- **YOUR OBJECTIVE**
Pictures stay out; everything else in the records below is copied exactly.

*** SUPPLIED ENTRIES

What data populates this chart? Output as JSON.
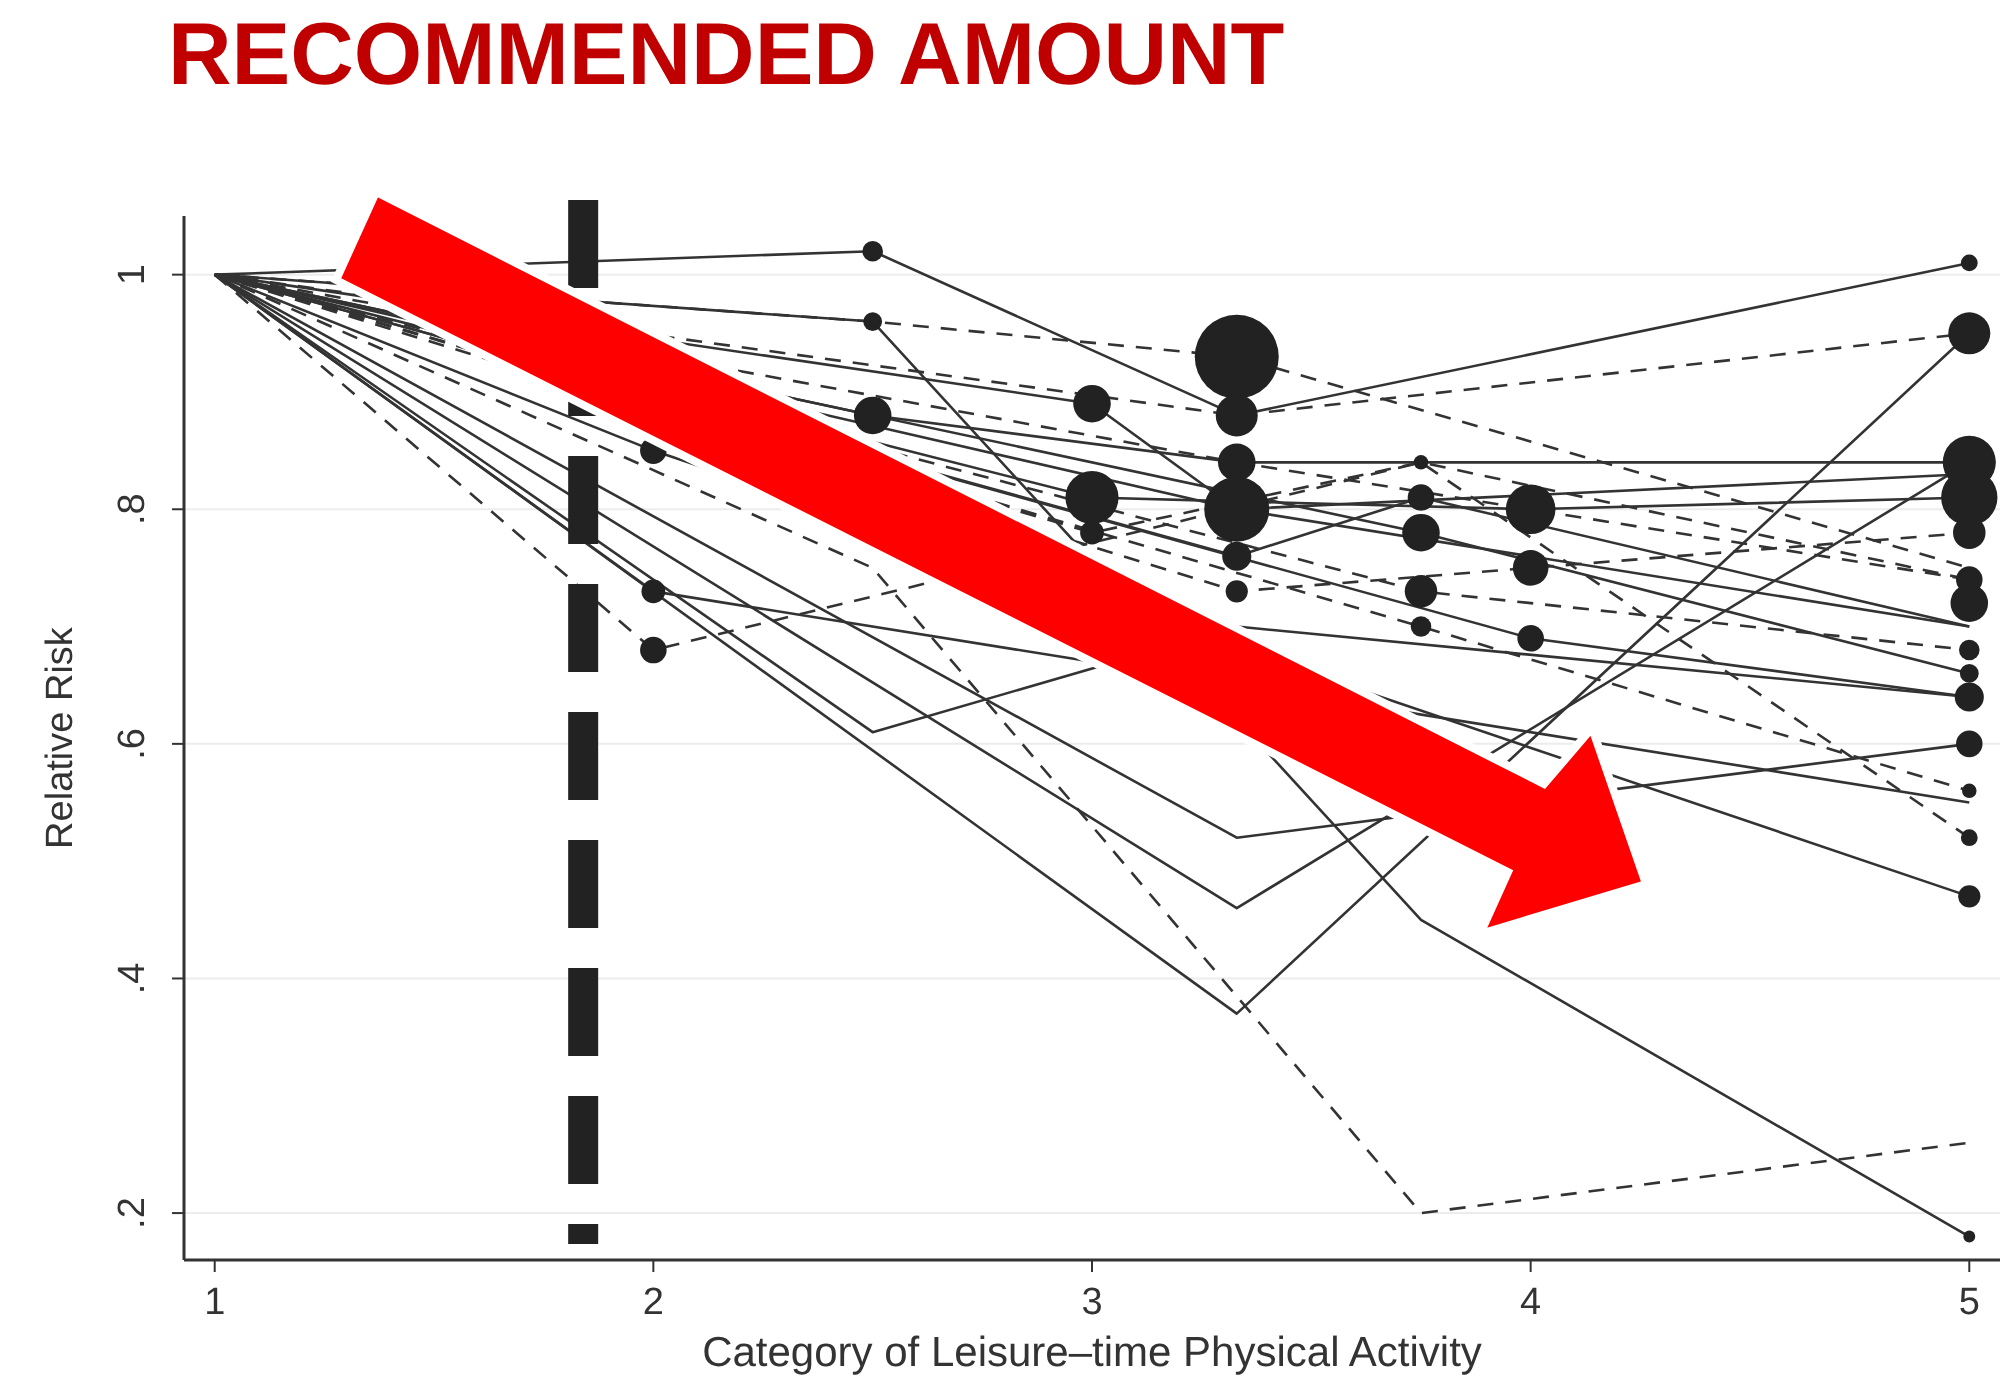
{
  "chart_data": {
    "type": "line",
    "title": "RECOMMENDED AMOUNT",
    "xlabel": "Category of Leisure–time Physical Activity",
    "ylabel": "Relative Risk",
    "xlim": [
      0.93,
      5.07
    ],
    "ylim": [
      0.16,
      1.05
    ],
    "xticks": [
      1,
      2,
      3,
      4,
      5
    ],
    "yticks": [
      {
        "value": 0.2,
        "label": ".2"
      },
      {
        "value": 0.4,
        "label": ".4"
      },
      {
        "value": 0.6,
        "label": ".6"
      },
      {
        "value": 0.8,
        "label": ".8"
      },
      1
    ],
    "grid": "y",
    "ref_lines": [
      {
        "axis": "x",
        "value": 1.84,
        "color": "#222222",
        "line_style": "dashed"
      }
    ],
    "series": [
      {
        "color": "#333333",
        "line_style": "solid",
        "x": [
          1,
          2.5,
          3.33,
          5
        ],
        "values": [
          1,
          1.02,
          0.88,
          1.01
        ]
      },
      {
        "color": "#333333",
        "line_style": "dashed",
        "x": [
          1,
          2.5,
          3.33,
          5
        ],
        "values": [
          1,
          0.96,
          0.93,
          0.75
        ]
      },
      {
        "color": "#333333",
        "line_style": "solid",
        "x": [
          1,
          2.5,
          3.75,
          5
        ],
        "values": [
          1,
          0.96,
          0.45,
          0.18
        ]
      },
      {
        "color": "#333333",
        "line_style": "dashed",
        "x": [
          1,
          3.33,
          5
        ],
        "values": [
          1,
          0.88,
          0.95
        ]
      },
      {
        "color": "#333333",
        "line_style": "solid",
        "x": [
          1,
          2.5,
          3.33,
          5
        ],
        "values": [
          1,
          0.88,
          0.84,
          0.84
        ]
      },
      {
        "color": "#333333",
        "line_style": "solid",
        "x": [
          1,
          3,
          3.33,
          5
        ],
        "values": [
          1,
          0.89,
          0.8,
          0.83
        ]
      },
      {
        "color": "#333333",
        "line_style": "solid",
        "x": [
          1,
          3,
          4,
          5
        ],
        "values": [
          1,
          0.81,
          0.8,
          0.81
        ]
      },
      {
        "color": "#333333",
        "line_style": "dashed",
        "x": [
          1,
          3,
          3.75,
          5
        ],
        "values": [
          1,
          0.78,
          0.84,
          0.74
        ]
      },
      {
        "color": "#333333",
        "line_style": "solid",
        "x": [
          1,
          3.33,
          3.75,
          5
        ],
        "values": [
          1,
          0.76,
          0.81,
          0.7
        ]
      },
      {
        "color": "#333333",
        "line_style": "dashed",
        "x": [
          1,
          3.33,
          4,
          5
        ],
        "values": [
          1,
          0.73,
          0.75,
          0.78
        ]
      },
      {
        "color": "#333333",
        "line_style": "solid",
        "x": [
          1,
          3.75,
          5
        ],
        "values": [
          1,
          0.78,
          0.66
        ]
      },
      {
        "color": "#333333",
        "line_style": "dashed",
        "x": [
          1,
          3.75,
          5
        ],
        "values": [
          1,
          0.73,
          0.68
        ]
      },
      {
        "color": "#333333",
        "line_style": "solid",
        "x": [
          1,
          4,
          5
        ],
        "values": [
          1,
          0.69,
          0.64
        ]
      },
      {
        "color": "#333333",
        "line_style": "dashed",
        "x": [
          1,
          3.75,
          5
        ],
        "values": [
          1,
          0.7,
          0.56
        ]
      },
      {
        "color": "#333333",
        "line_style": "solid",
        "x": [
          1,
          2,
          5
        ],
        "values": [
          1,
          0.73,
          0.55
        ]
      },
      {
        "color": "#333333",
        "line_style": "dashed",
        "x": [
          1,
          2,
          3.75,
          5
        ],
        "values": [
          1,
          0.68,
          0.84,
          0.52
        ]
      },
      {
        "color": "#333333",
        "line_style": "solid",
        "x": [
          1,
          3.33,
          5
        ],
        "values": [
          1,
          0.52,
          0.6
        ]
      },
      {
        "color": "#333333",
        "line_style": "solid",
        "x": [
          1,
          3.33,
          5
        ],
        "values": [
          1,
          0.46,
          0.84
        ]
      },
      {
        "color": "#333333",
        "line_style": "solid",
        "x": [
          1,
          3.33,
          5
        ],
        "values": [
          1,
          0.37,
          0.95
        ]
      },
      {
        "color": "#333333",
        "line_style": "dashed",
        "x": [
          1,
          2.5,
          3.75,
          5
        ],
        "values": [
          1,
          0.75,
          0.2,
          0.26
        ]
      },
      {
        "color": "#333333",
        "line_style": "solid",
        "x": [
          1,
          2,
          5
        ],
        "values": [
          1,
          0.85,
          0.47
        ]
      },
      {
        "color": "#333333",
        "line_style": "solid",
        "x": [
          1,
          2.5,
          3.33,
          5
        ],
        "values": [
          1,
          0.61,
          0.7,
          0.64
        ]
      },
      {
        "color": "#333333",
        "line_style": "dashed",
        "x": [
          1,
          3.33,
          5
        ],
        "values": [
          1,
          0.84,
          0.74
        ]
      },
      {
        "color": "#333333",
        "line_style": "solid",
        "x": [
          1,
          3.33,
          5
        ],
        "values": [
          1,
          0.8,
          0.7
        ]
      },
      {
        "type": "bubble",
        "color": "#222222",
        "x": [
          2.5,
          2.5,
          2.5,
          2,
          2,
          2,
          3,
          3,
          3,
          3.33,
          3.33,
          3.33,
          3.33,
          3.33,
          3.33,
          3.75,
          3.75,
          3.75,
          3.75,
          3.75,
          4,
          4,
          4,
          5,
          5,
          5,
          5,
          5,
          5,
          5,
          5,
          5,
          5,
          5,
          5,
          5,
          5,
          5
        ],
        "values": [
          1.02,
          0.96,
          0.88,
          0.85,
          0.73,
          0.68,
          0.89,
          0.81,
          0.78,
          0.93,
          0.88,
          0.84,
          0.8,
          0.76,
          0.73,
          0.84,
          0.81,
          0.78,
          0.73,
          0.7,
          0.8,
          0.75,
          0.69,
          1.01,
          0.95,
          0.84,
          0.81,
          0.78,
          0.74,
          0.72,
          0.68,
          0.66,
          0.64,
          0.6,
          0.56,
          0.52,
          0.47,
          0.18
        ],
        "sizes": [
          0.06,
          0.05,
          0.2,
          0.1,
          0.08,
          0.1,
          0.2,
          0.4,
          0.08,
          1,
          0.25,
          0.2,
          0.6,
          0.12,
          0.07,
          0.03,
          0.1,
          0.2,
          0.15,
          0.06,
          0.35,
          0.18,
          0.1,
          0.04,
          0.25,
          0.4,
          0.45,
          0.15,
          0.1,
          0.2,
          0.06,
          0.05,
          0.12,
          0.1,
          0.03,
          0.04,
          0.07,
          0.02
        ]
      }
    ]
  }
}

******

- **ANSWER TO THE EXERCISE**
What data populates this chart? Output as JSON.
{
  "chart_data": {
    "type": "line",
    "title": "RECOMMENDED AMOUNT",
    "xlabel": "Category of Leisure–time Physical Activity",
    "ylabel": "Relative Risk",
    "xlim": [
      0.93,
      5.07
    ],
    "ylim": [
      0.16,
      1.05
    ],
    "xticks": [
      1,
      2,
      3,
      4,
      5
    ],
    "yticks": [
      {
        "value": 0.2,
        "label": ".2"
      },
      {
        "value": 0.4,
        "label": ".4"
      },
      {
        "value": 0.6,
        "label": ".6"
      },
      {
        "value": 0.8,
        "label": ".8"
      },
      1
    ],
    "grid": "y",
    "ref_lines": [
      {
        "axis": "x",
        "value": 1.84,
        "color": "#222222",
        "line_style": "dashed"
      }
    ],
    "series": [
      {
        "color": "#333333",
        "line_style": "solid",
        "x": [
          1,
          2.5,
          3.33,
          5
        ],
        "values": [
          1,
          1.02,
          0.88,
          1.01
        ]
      },
      {
        "color": "#333333",
        "line_style": "dashed",
        "x": [
          1,
          2.5,
          3.33,
          5
        ],
        "values": [
          1,
          0.96,
          0.93,
          0.75
        ]
      },
      {
        "color": "#333333",
        "line_style": "solid",
        "x": [
          1,
          2.5,
          3.75,
          5
        ],
        "values": [
          1,
          0.96,
          0.45,
          0.18
        ]
      },
      {
        "color": "#333333",
        "line_style": "dashed",
        "x": [
          1,
          3.33,
          5
        ],
        "values": [
          1,
          0.88,
          0.95
        ]
      },
      {
        "color": "#333333",
        "line_style": "solid",
        "x": [
          1,
          2.5,
          3.33,
          5
        ],
        "values": [
          1,
          0.88,
          0.84,
          0.84
        ]
      },
      {
        "color": "#333333",
        "line_style": "solid",
        "x": [
          1,
          3,
          3.33,
          5
        ],
        "values": [
          1,
          0.89,
          0.8,
          0.83
        ]
      },
      {
        "color": "#333333",
        "line_style": "solid",
        "x": [
          1,
          3,
          4,
          5
        ],
        "values": [
          1,
          0.81,
          0.8,
          0.81
        ]
      },
      {
        "color": "#333333",
        "line_style": "dashed",
        "x": [
          1,
          3,
          3.75,
          5
        ],
        "values": [
          1,
          0.78,
          0.84,
          0.74
        ]
      },
      {
        "color": "#333333",
        "line_style": "solid",
        "x": [
          1,
          3.33,
          3.75,
          5
        ],
        "values": [
          1,
          0.76,
          0.81,
          0.7
        ]
      },
      {
        "color": "#333333",
        "line_style": "dashed",
        "x": [
          1,
          3.33,
          4,
          5
        ],
        "values": [
          1,
          0.73,
          0.75,
          0.78
        ]
      },
      {
        "color": "#333333",
        "line_style": "solid",
        "x": [
          1,
          3.75,
          5
        ],
        "values": [
          1,
          0.78,
          0.66
        ]
      },
      {
        "color": "#333333",
        "line_style": "dashed",
        "x": [
          1,
          3.75,
          5
        ],
        "values": [
          1,
          0.73,
          0.68
        ]
      },
      {
        "color": "#333333",
        "line_style": "solid",
        "x": [
          1,
          4,
          5
        ],
        "values": [
          1,
          0.69,
          0.64
        ]
      },
      {
        "color": "#333333",
        "line_style": "dashed",
        "x": [
          1,
          3.75,
          5
        ],
        "values": [
          1,
          0.7,
          0.56
        ]
      },
      {
        "color": "#333333",
        "line_style": "solid",
        "x": [
          1,
          2,
          5
        ],
        "values": [
          1,
          0.73,
          0.55
        ]
      },
      {
        "color": "#333333",
        "line_style": "dashed",
        "x": [
          1,
          2,
          3.75,
          5
        ],
        "values": [
          1,
          0.68,
          0.84,
          0.52
        ]
      },
      {
        "color": "#333333",
        "line_style": "solid",
        "x": [
          1,
          3.33,
          5
        ],
        "values": [
          1,
          0.52,
          0.6
        ]
      },
      {
        "color": "#333333",
        "line_style": "solid",
        "x": [
          1,
          3.33,
          5
        ],
        "values": [
          1,
          0.46,
          0.84
        ]
      },
      {
        "color": "#333333",
        "line_style": "solid",
        "x": [
          1,
          3.33,
          5
        ],
        "values": [
          1,
          0.37,
          0.95
        ]
      },
      {
        "color": "#333333",
        "line_style": "dashed",
        "x": [
          1,
          2.5,
          3.75,
          5
        ],
        "values": [
          1,
          0.75,
          0.2,
          0.26
        ]
      },
      {
        "color": "#333333",
        "line_style": "solid",
        "x": [
          1,
          2,
          5
        ],
        "values": [
          1,
          0.85,
          0.47
        ]
      },
      {
        "color": "#333333",
        "line_style": "solid",
        "x": [
          1,
          2.5,
          3.33,
          5
        ],
        "values": [
          1,
          0.61,
          0.7,
          0.64
        ]
      },
      {
        "color": "#333333",
        "line_style": "dashed",
        "x": [
          1,
          3.33,
          5
        ],
        "values": [
          1,
          0.84,
          0.74
        ]
      },
      {
        "color": "#333333",
        "line_style": "solid",
        "x": [
          1,
          3.33,
          5
        ],
        "values": [
          1,
          0.8,
          0.7
        ]
      },
      {
        "type": "bubble",
        "color": "#222222",
        "x": [
          2.5,
          2.5,
          2.5,
          2,
          2,
          2,
          3,
          3,
          3,
          3.33,
          3.33,
          3.33,
          3.33,
          3.33,
          3.33,
          3.75,
          3.75,
          3.75,
          3.75,
          3.75,
          4,
          4,
          4,
          5,
          5,
          5,
          5,
          5,
          5,
          5,
          5,
          5,
          5,
          5,
          5,
          5,
          5,
          5
        ],
        "values": [
          1.02,
          0.96,
          0.88,
          0.85,
          0.73,
          0.68,
          0.89,
          0.81,
          0.78,
          0.93,
          0.88,
          0.84,
          0.8,
          0.76,
          0.73,
          0.84,
          0.81,
          0.78,
          0.73,
          0.7,
          0.8,
          0.75,
          0.69,
          1.01,
          0.95,
          0.84,
          0.81,
          0.78,
          0.74,
          0.72,
          0.68,
          0.66,
          0.64,
          0.6,
          0.56,
          0.52,
          0.47,
          0.18
        ],
        "sizes": [
          0.06,
          0.05,
          0.2,
          0.1,
          0.08,
          0.1,
          0.2,
          0.4,
          0.08,
          1,
          0.25,
          0.2,
          0.6,
          0.12,
          0.07,
          0.03,
          0.1,
          0.2,
          0.15,
          0.06,
          0.35,
          0.18,
          0.1,
          0.04,
          0.25,
          0.4,
          0.45,
          0.15,
          0.1,
          0.2,
          0.06,
          0.05,
          0.12,
          0.1,
          0.03,
          0.04,
          0.07,
          0.02
        ]
      }
    ]
  }
}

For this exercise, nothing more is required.